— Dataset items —

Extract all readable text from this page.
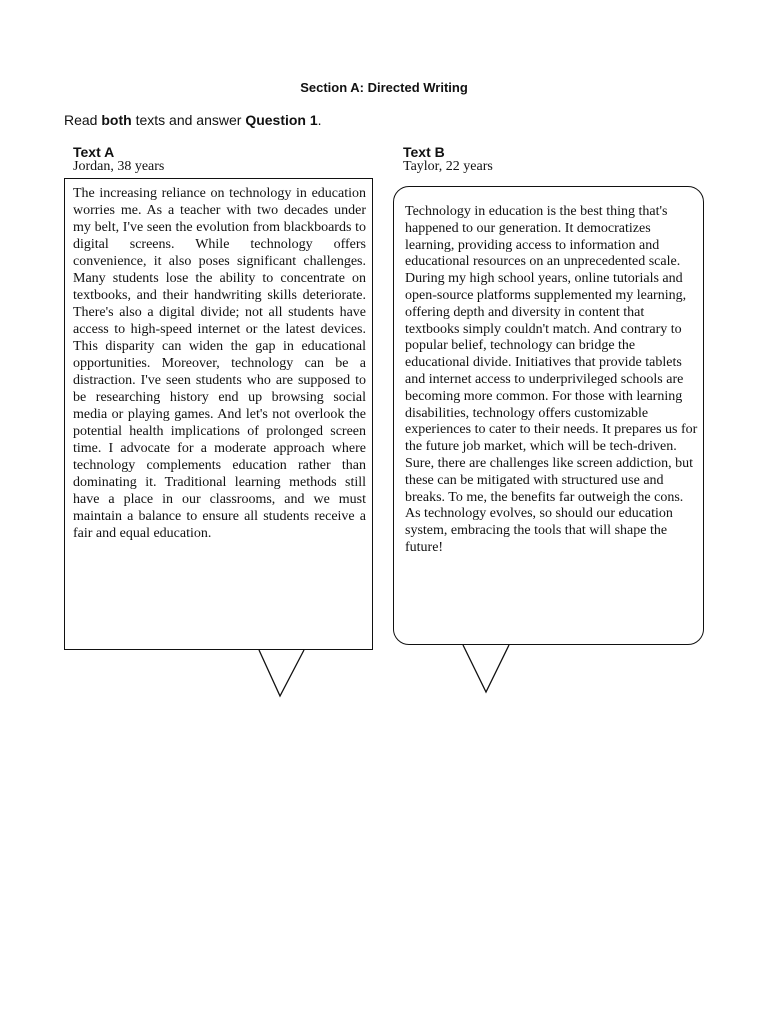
Section A: Directed Writing
Read both texts and answer Question 1.
Text A
Jordan, 38 years
Text B
Taylor, 22 years
The increasing reliance on technology in education worries me. As a teacher with two decades under my belt, I've seen the evolution from blackboards to digital screens. While technology offers convenience, it also poses significant challenges. Many students lose the ability to concentrate on textbooks, and their handwriting skills deteriorate. There's also a digital divide; not all students have access to high-speed internet or the latest devices. This disparity can widen the gap in educational opportunities. Moreover, technology can be a distraction. I've seen students who are supposed to be researching history end up browsing social media or playing games. And let's not overlook the potential health implications of prolonged screen time. I advocate for a moderate approach where technology complements education rather than dominating it. Traditional learning methods still have a place in our classrooms, and we must maintain a balance to ensure all students receive a fair and equal education.
Technology in education is the best thing that's happened to our generation. It democratizes learning, providing access to information and educational resources on an unprecedented scale. During my high school years, online tutorials and open-source platforms supplemented my learning, offering depth and diversity in content that textbooks simply couldn't match. And contrary to popular belief, technology can bridge the educational divide. Initiatives that provide tablets and internet access to underprivileged schools are becoming more common. For those with learning disabilities, technology offers customizable experiences to cater to their needs. It prepares us for the future job market, which will be tech-driven. Sure, there are challenges like screen addiction, but these can be mitigated with structured use and breaks. To me, the benefits far outweigh the cons. As technology evolves, so should our education system, embracing the tools that will shape the future!
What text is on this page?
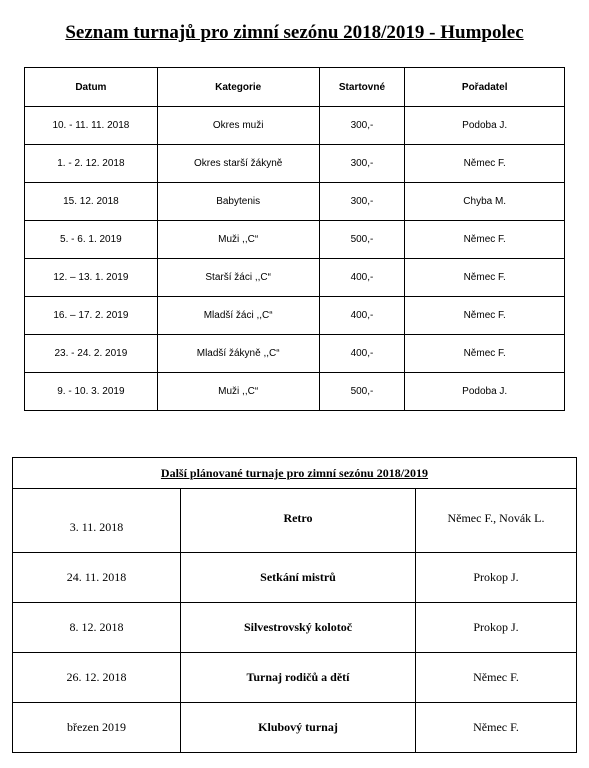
Seznam turnajů pro zimní sezónu 2018/2019 - Humpolec
Datum	Kategorie	Startovné	Pořadatel
10. - 11. 11. 2018	Okres muži	300,-	Podoba J.
1. - 2. 12. 2018	Okres starší žákyně	300,-	Němec F.
15. 12. 2018	Babytenis	300,-	Chyba M.
5. - 6. 1. 2019	Muži ,,C“	500,-	Němec F.
12. – 13. 1. 2019	Starší žáci ,,C“	400,-	Němec F.
16. – 17. 2. 2019	Mladší žáci ,,C“	400,-	Němec F.
23. - 24. 2. 2019	Mladší žákyně ,,C“	400,-	Němec F.
9. - 10. 3. 2019	Muži ,,C“	500,-	Podoba J.
Další plánované turnaje pro zimní sezónu 2018/2019		
3. 11. 2018	Retro	Němec F., Novák L.
24. 11. 2018	Setkání mistrů	Prokop J.
8. 12. 2018	Silvestrovský kolotoč	Prokop J.
26. 12. 2018	Turnaj rodičů a dětí	Němec F.
březen 2019	Klubový turnaj	Němec F.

— Exercise requirements —
Find the word "Okres" in the material, then list each line that holds it.

— Output —
10. - 11. 11. 2018	Okres muži	300,-	Podoba J.
1. - 2. 12. 2018	Okres starší žákyně	300,-	Němec F.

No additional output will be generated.